■ ROWS:
— BEGIN —
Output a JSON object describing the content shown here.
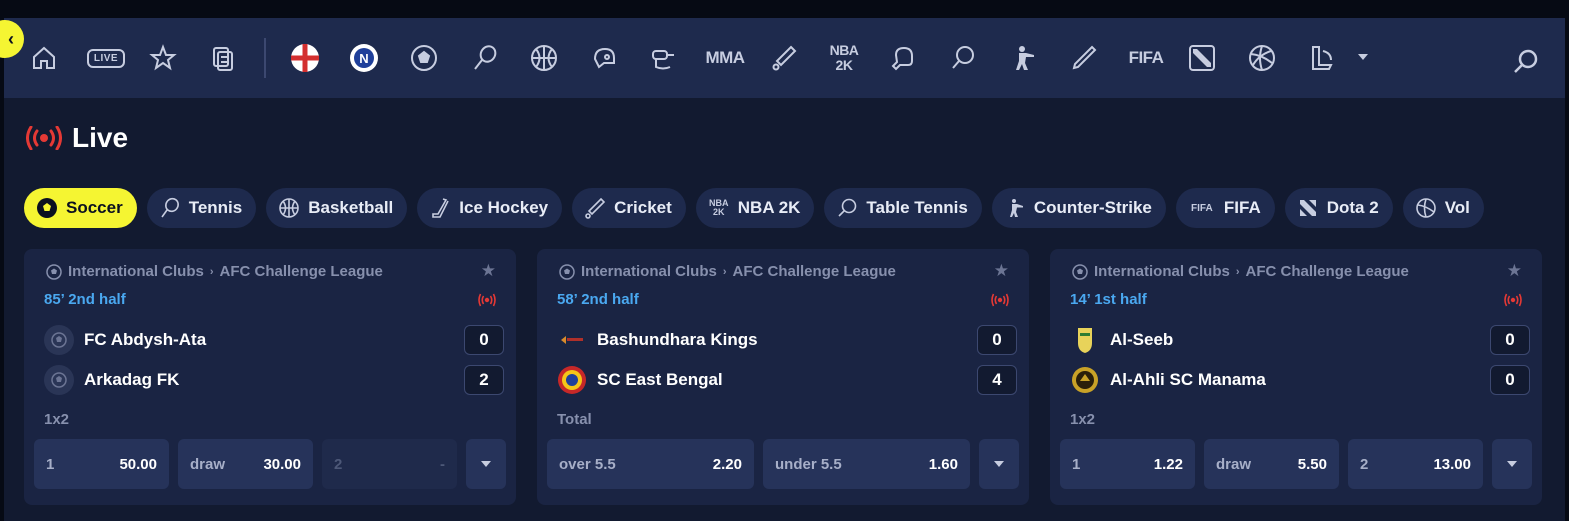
{
  "topnav": {
    "live_badge": "LIVE",
    "mma_label": "MMA",
    "nba_label": "NBA",
    "nba_sub": "2K",
    "fifa_label": "FIFA",
    "icons": [
      "home-icon",
      "live-icon",
      "favorites-icon",
      "betslip-icon",
      "england-flag-icon",
      "nations-league-icon",
      "soccer-icon",
      "tennis-icon",
      "basketball-icon",
      "ice-hockey-icon",
      "cricket-icon",
      "hockey-stick-icon",
      "mma-icon",
      "table-tennis-paddle-icon",
      "nba2k-icon",
      "boxing-icon",
      "table-tennis-icon",
      "counter-strike-icon",
      "baseball-icon",
      "fifa-icon",
      "dota2-icon",
      "volleyball-icon",
      "league-of-legends-icon",
      "search-icon"
    ]
  },
  "page": {
    "title": "Live"
  },
  "sports": [
    {
      "label": "Soccer",
      "icon": "soccer-ball-icon",
      "active": true
    },
    {
      "label": "Tennis",
      "icon": "tennis-icon",
      "active": false
    },
    {
      "label": "Basketball",
      "icon": "basketball-icon",
      "active": false
    },
    {
      "label": "Ice Hockey",
      "icon": "ice-hockey-icon",
      "active": false
    },
    {
      "label": "Cricket",
      "icon": "cricket-icon",
      "active": false
    },
    {
      "label": "NBA 2K",
      "icon": "nba2k-icon",
      "active": false
    },
    {
      "label": "Table Tennis",
      "icon": "table-tennis-icon",
      "active": false
    },
    {
      "label": "Counter-Strike",
      "icon": "counter-strike-icon",
      "active": false
    },
    {
      "label": "FIFA",
      "icon": "fifa-icon",
      "active": false
    },
    {
      "label": "Dota 2",
      "icon": "dota2-icon",
      "active": false
    },
    {
      "label": "Vol",
      "icon": "volleyball-icon",
      "active": false
    }
  ],
  "chip_icon_text": {
    "nba_top": "NBA",
    "nba_bottom": "2K",
    "fifa": "FIFA"
  },
  "matches": [
    {
      "category": "International Clubs",
      "league": "AFC Challenge League",
      "time": "85’ 2nd half",
      "home": {
        "name": "FC Abdysh-Ata",
        "score": "0"
      },
      "away": {
        "name": "Arkadag FK",
        "score": "2"
      },
      "market": "1x2",
      "odds": [
        {
          "label": "1",
          "value": "50.00"
        },
        {
          "label": "draw",
          "value": "30.00"
        },
        {
          "label": "2",
          "value": "-"
        }
      ]
    },
    {
      "category": "International Clubs",
      "league": "AFC Challenge League",
      "time": "58’ 2nd half",
      "home": {
        "name": "Bashundhara Kings",
        "score": "0"
      },
      "away": {
        "name": "SC East Bengal",
        "score": "4"
      },
      "market": "Total",
      "odds": [
        {
          "label": "over 5.5",
          "value": "2.20"
        },
        {
          "label": "under 5.5",
          "value": "1.60"
        }
      ]
    },
    {
      "category": "International Clubs",
      "league": "AFC Challenge League",
      "time": "14’ 1st half",
      "home": {
        "name": "Al-Seeb",
        "score": "0"
      },
      "away": {
        "name": "Al-Ahli SC Manama",
        "score": "0"
      },
      "market": "1x2",
      "odds": [
        {
          "label": "1",
          "value": "1.22"
        },
        {
          "label": "draw",
          "value": "5.50"
        },
        {
          "label": "2",
          "value": "13.00"
        }
      ]
    }
  ],
  "colors": {
    "accent": "#f5f532",
    "live_red": "#e53935",
    "time_blue": "#4aa8f0",
    "card_bg": "#1a2443",
    "nav_bg": "#1e2a4d"
  }
}
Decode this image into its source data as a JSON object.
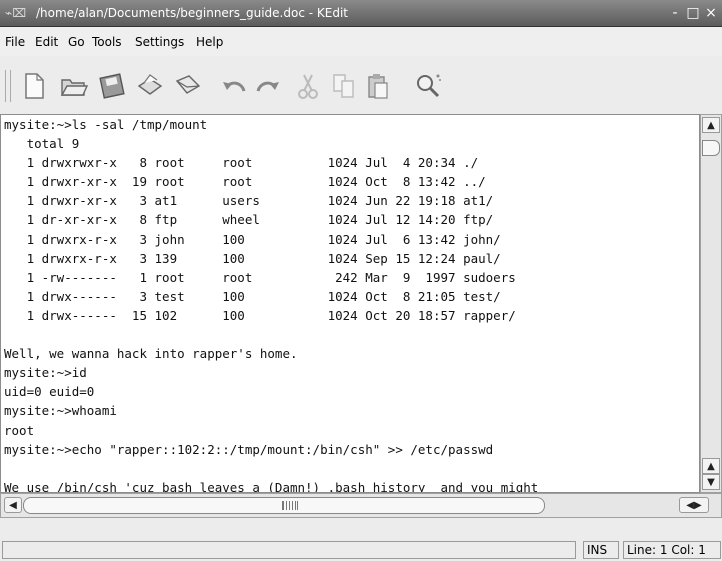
{
  "window": {
    "title": "/home/alan/Documents/beginners_guide.doc - KEdit",
    "buttons": [
      "-",
      "□",
      "×"
    ]
  },
  "menu": {
    "items": [
      "File",
      "Edit",
      "Go",
      "Tools",
      "Settings",
      "Help"
    ]
  },
  "toolbar": {
    "icons": [
      "new-document-icon",
      "open-folder-icon",
      "save-icon",
      "print-icon",
      "mail-icon",
      "undo-icon",
      "redo-icon",
      "cut-icon",
      "copy-icon",
      "paste-icon",
      "find-icon"
    ]
  },
  "editor": {
    "text": "mysite:~>ls -sal /tmp/mount\n   total 9\n   1 drwxrwxr-x   8 root     root          1024 Jul  4 20:34 ./\n   1 drwxr-xr-x  19 root     root          1024 Oct  8 13:42 ../\n   1 drwxr-xr-x   3 at1      users         1024 Jun 22 19:18 at1/\n   1 dr-xr-xr-x   8 ftp      wheel         1024 Jul 12 14:20 ftp/\n   1 drwxrx-r-x   3 john     100           1024 Jul  6 13:42 john/\n   1 drwxrx-r-x   3 139      100           1024 Sep 15 12:24 paul/\n   1 -rw-------   1 root     root           242 Mar  9  1997 sudoers\n   1 drwx------   3 test     100           1024 Oct  8 21:05 test/\n   1 drwx------  15 102      100           1024 Oct 20 18:57 rapper/\n\nWell, we wanna hack into rapper's home.\nmysite:~>id\nuid=0 euid=0\nmysite:~>whoami\nroot\nmysite:~>echo \"rapper::102:2::/tmp/mount:/bin/csh\" >> /etc/passwd\n\nWe use /bin/csh 'cuz bash leaves a (Damn!) .bash_history  and you might\nforget it on the server"
  },
  "status": {
    "message": "",
    "mode": "INS",
    "position": "Line: 1 Col: 1"
  }
}
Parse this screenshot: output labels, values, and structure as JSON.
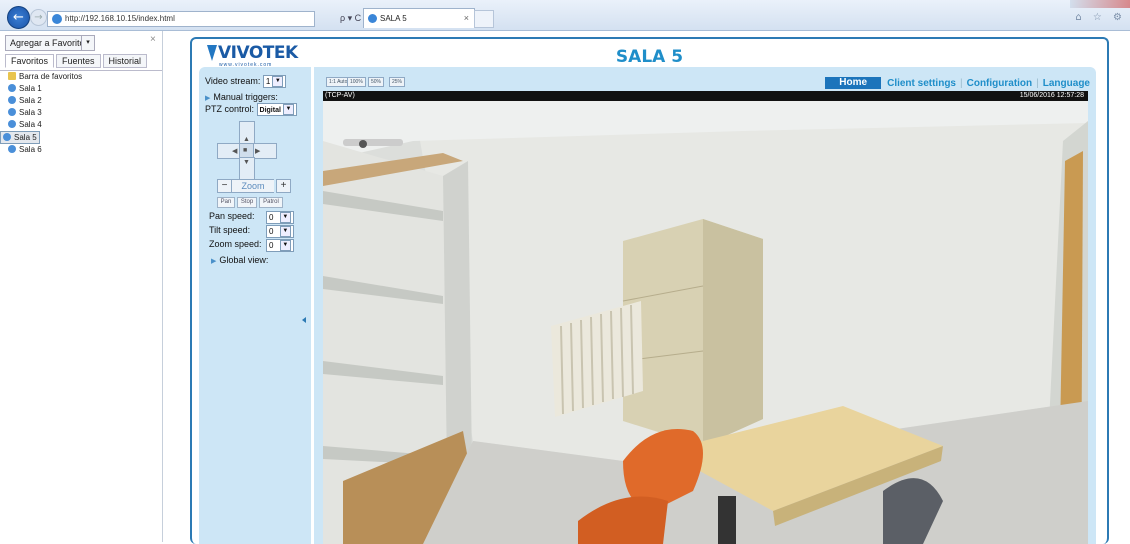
{
  "browser": {
    "url": "http://192.168.10.15/index.html",
    "search_control": "ρ ▾ C",
    "tab_title": "SALA 5",
    "tab_close": "×",
    "tools_icons": "⌂ ☆ ⚙"
  },
  "favorites": {
    "add_button": "Agregar a Favoritos",
    "dropdown": "▾",
    "close": "×",
    "tabs": [
      "Favoritos",
      "Fuentes",
      "Historial"
    ],
    "items": [
      {
        "label": "Barra de favoritos",
        "icon": "folder-icon"
      },
      {
        "label": "Sala 1",
        "icon": "ie-page-icon"
      },
      {
        "label": "Sala 2",
        "icon": "ie-page-icon"
      },
      {
        "label": "Sala 3",
        "icon": "ie-page-icon"
      },
      {
        "label": "Sala 4",
        "icon": "ie-page-icon"
      },
      {
        "label": "Sala 5",
        "icon": "ie-page-icon",
        "selected": true
      },
      {
        "label": "Sala 6",
        "icon": "ie-page-icon"
      }
    ]
  },
  "page": {
    "logo_text": "VIVOTEK",
    "logo_sub": "www.vivotek.com",
    "title": "SALA 5"
  },
  "controls": {
    "video_stream_label": "Video stream:",
    "video_stream_value": "1",
    "manual_triggers": "Manual triggers:",
    "ptz_label": "PTZ control:",
    "ptz_value": "Digital",
    "zoom_label": "Zoom",
    "zoom_minus": "−",
    "zoom_plus": "+",
    "pan_button": "Pan",
    "stop_button": "Stop",
    "patrol_button": "Patrol",
    "pan_speed_label": "Pan speed:",
    "pan_speed_value": "0",
    "tilt_speed_label": "Tilt speed:",
    "tilt_speed_value": "0",
    "zoom_speed_label": "Zoom speed:",
    "zoom_speed_value": "0",
    "global_view": "Global view:"
  },
  "viewer": {
    "ratios": [
      "1:1 Auto",
      "100%",
      "50%",
      "25%"
    ],
    "nav": {
      "home": "Home",
      "client_settings": "Client settings",
      "configuration": "Configuration",
      "language": "Language"
    },
    "stream_label": "(TCP-AV)",
    "timestamp": "15/06/2016 12:57:28"
  },
  "colors": {
    "accent": "#1f8ec9",
    "panel": "#cde6f6",
    "border": "#2c7ab4"
  }
}
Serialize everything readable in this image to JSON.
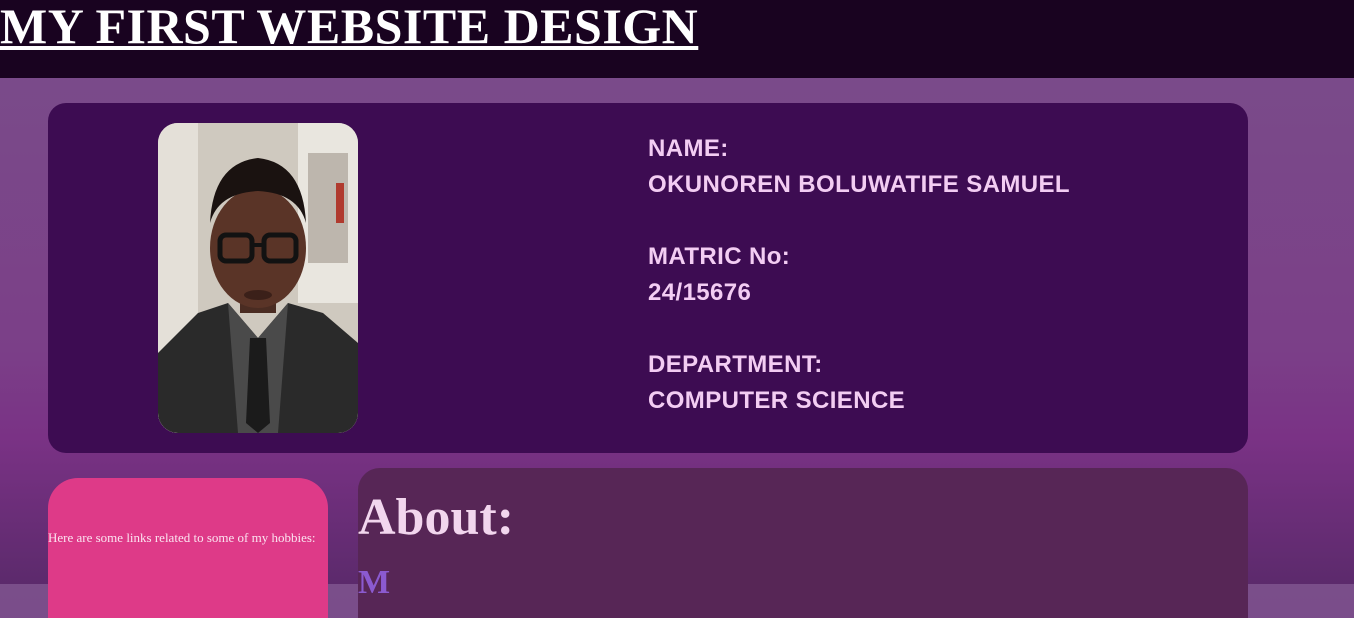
{
  "header": {
    "title": "MY FIRST WEBSITE DESIGN"
  },
  "profile": {
    "photo_icon": "portrait-photo",
    "name_label": "NAME:",
    "name_value": "OKUNOREN BOLUWATIFE SAMUEL",
    "matric_label": "MATRIC No:",
    "matric_value": "24/15676",
    "department_label": "DEPARTMENT:",
    "department_value": "COMPUTER SCIENCE"
  },
  "hobbies": {
    "intro": "Here are some links related to some of my hobbies:"
  },
  "about": {
    "title": "About:",
    "dropcap": "M"
  },
  "colors": {
    "topbar": "#190320",
    "card": "#3d0c52",
    "info_text": "#f3cdf3",
    "links_box": "#de3a88",
    "about_box": "#572656"
  }
}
— END —
■ THE TASK: Extract, exactly as written, the span of lines from the one holding "Serialize everything readable" through the last line, inclusive. Skip any picture.

■ FULL SOLUTION:
Serialize everything readable in this image to JSON.
{
  "header": {
    "title": "MY FIRST WEBSITE DESIGN"
  },
  "profile": {
    "photo_icon": "portrait-photo",
    "name_label": "NAME:",
    "name_value": "OKUNOREN BOLUWATIFE SAMUEL",
    "matric_label": "MATRIC No:",
    "matric_value": "24/15676",
    "department_label": "DEPARTMENT:",
    "department_value": "COMPUTER SCIENCE"
  },
  "hobbies": {
    "intro": "Here are some links related to some of my hobbies:"
  },
  "about": {
    "title": "About:",
    "dropcap": "M"
  },
  "colors": {
    "topbar": "#190320",
    "card": "#3d0c52",
    "info_text": "#f3cdf3",
    "links_box": "#de3a88",
    "about_box": "#572656"
  }
}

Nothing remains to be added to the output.